# [Task brief]
Each line below that contains "Forward" counts once; report the total and nothing more.

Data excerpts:
⟨
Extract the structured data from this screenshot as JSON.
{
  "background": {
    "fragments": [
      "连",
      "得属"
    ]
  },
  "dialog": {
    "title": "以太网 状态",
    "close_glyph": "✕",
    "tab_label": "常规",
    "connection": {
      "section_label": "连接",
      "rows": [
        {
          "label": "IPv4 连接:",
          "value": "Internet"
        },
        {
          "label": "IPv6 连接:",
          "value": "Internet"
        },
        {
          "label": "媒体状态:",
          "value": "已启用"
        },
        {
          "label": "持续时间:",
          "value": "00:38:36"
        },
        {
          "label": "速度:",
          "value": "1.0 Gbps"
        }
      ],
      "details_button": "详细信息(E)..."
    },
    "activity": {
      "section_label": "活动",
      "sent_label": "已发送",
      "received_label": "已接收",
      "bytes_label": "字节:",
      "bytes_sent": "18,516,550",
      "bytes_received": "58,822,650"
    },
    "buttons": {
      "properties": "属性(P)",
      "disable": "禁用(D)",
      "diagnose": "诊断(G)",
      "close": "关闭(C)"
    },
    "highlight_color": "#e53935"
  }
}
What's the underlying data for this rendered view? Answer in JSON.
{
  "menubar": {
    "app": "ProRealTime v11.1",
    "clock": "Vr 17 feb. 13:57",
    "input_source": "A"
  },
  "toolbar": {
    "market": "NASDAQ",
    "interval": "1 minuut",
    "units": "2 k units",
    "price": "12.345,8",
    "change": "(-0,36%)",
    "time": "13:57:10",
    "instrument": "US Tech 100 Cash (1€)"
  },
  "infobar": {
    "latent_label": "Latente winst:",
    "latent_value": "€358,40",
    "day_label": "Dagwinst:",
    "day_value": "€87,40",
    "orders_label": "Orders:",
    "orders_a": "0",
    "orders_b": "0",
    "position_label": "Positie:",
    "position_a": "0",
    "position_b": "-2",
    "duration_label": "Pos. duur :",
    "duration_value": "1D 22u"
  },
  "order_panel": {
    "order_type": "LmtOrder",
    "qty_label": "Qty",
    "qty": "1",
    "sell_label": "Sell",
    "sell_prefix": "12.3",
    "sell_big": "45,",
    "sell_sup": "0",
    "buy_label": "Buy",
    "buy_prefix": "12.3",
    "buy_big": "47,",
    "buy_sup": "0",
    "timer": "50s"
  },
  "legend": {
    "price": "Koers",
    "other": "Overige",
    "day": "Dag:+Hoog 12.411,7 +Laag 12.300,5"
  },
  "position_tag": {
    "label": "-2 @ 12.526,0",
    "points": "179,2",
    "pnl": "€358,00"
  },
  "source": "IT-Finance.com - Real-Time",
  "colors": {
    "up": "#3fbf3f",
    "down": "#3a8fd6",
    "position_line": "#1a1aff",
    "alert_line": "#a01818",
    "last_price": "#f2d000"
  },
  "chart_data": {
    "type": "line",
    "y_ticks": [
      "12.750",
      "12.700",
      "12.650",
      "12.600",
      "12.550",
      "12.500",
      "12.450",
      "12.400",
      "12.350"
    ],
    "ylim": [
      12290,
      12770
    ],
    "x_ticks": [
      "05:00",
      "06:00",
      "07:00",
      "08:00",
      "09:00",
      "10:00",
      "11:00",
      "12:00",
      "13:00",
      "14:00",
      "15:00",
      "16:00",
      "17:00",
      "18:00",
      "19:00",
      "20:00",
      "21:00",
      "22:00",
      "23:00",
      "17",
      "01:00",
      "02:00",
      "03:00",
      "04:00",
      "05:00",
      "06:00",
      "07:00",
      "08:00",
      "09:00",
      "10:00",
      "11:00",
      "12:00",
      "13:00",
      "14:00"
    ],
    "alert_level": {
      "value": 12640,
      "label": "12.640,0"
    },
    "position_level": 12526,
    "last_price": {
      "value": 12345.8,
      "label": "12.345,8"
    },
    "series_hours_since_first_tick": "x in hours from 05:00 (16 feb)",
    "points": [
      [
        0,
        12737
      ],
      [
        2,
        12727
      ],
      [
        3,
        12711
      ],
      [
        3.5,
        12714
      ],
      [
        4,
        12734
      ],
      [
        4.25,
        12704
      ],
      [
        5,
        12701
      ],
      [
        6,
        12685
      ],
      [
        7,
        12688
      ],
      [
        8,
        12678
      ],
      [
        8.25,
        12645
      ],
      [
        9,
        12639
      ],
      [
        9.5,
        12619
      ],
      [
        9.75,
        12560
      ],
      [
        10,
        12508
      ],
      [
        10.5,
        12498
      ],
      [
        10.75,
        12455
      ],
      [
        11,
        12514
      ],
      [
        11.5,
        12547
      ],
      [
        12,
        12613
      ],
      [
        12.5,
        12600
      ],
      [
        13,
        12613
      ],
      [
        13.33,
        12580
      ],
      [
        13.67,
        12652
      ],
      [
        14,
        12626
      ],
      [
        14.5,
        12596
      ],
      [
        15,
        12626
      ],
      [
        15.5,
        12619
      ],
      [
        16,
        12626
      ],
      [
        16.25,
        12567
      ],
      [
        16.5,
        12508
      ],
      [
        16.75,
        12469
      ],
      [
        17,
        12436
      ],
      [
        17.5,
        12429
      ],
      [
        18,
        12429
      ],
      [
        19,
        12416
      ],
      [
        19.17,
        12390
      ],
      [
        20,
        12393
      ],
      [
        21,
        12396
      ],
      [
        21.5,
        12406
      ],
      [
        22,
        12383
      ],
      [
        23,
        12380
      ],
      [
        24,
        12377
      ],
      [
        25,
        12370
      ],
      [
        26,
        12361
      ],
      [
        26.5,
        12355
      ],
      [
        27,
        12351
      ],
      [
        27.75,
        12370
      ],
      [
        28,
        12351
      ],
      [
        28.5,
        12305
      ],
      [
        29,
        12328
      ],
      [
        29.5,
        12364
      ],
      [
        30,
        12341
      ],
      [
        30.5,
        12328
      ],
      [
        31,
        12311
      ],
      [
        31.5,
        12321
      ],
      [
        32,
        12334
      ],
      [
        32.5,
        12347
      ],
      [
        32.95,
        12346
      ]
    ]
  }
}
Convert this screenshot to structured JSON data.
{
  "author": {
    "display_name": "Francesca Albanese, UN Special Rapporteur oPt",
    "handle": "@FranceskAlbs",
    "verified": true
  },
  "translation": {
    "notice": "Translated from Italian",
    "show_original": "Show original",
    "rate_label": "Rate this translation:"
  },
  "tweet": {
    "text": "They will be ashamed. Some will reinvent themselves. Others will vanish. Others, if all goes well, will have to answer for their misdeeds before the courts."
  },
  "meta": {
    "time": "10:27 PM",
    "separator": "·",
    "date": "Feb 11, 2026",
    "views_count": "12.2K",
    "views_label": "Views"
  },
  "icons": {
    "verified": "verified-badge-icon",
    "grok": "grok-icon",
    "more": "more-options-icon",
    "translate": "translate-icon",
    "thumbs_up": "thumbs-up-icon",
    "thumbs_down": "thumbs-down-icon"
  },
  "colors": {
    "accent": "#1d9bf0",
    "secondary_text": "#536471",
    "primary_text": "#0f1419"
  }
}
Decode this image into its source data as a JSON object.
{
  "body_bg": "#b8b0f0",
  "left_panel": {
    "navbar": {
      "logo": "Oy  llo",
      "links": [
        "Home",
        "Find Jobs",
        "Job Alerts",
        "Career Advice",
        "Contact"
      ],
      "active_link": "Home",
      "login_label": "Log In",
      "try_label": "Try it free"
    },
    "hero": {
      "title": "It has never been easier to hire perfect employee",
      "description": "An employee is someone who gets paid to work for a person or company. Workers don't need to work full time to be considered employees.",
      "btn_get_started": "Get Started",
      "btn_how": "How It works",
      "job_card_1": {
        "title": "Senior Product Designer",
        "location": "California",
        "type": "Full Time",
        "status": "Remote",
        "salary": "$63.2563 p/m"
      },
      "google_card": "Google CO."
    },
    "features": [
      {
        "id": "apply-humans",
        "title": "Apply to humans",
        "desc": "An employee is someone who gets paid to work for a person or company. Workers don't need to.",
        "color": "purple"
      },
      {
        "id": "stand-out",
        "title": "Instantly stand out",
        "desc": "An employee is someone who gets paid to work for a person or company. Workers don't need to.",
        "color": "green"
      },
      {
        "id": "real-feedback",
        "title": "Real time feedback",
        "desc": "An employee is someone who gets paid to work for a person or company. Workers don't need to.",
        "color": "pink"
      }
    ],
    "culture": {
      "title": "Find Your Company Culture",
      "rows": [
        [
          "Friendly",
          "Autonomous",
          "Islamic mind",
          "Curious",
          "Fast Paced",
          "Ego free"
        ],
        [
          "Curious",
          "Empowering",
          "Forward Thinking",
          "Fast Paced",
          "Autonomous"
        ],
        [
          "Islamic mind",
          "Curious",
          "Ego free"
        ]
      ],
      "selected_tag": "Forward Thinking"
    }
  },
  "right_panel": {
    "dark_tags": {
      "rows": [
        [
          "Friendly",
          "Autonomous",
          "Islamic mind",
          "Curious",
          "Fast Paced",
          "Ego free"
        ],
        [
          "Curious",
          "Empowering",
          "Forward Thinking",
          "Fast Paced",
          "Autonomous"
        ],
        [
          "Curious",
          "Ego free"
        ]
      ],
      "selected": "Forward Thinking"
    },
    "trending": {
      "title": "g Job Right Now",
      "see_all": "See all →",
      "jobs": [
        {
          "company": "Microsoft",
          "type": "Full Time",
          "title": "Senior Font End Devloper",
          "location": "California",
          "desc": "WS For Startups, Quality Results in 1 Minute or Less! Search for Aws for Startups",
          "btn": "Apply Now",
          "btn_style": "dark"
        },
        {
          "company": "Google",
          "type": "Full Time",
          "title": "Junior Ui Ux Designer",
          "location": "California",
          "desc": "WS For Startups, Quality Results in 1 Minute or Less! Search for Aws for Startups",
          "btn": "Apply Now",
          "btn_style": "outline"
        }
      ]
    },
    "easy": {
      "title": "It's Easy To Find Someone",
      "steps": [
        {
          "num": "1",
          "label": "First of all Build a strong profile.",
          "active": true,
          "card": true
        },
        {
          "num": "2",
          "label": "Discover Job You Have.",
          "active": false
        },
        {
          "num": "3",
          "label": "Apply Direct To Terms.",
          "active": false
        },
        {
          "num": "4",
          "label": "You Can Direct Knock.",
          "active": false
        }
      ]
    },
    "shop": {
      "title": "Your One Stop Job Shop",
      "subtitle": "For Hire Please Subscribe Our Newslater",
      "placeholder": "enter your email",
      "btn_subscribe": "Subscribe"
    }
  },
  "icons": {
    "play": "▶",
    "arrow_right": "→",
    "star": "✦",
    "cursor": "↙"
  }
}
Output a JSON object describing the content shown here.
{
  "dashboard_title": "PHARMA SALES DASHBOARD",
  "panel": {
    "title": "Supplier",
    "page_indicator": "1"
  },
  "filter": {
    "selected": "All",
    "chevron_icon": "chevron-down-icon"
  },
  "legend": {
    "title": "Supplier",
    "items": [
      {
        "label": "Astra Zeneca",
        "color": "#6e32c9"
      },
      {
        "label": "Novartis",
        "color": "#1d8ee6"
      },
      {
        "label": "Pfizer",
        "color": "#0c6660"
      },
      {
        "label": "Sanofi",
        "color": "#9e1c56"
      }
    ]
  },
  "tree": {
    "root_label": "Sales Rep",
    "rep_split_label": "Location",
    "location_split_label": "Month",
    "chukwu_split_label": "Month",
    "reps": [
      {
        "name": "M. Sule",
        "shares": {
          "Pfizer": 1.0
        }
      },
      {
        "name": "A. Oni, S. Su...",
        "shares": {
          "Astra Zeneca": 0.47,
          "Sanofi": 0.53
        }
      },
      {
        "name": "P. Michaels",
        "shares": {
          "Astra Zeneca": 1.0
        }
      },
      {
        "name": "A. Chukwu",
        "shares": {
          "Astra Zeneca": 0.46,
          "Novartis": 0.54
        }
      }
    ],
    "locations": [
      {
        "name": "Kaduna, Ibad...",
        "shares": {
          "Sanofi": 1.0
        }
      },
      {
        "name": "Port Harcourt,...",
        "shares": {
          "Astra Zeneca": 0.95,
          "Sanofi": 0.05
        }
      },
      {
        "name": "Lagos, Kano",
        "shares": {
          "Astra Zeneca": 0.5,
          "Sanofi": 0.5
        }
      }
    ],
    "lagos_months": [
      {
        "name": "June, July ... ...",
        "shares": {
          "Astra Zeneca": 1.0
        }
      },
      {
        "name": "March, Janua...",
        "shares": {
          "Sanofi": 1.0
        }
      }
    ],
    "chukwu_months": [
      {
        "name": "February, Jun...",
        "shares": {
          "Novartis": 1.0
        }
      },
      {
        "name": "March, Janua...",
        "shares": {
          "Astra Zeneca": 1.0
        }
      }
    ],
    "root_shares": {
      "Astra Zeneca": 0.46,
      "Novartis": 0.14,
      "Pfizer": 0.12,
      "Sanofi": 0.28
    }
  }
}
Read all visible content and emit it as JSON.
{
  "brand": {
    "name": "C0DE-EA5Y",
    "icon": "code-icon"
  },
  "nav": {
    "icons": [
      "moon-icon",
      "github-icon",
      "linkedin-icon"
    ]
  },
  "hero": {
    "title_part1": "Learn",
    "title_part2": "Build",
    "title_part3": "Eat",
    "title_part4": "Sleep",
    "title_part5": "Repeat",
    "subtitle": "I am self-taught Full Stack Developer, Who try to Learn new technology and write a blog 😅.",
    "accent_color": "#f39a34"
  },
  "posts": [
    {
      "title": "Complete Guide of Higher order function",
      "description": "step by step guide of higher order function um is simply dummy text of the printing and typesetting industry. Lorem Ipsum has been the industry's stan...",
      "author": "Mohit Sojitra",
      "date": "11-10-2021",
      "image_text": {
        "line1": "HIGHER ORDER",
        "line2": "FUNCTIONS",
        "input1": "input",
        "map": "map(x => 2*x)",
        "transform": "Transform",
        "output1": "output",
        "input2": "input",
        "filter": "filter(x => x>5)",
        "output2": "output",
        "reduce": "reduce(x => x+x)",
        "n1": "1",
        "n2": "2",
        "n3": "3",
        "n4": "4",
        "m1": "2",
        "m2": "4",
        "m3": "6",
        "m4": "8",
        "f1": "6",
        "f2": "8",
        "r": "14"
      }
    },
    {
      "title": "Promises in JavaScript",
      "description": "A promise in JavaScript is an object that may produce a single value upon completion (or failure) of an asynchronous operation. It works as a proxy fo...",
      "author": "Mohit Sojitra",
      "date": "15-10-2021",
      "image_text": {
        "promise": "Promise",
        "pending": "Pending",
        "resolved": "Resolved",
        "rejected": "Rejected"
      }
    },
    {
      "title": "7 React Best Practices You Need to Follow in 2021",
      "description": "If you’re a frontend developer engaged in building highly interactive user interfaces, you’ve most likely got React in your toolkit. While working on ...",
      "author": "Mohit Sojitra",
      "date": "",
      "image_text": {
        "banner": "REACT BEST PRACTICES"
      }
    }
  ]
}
⟩
# [Correct answer]
4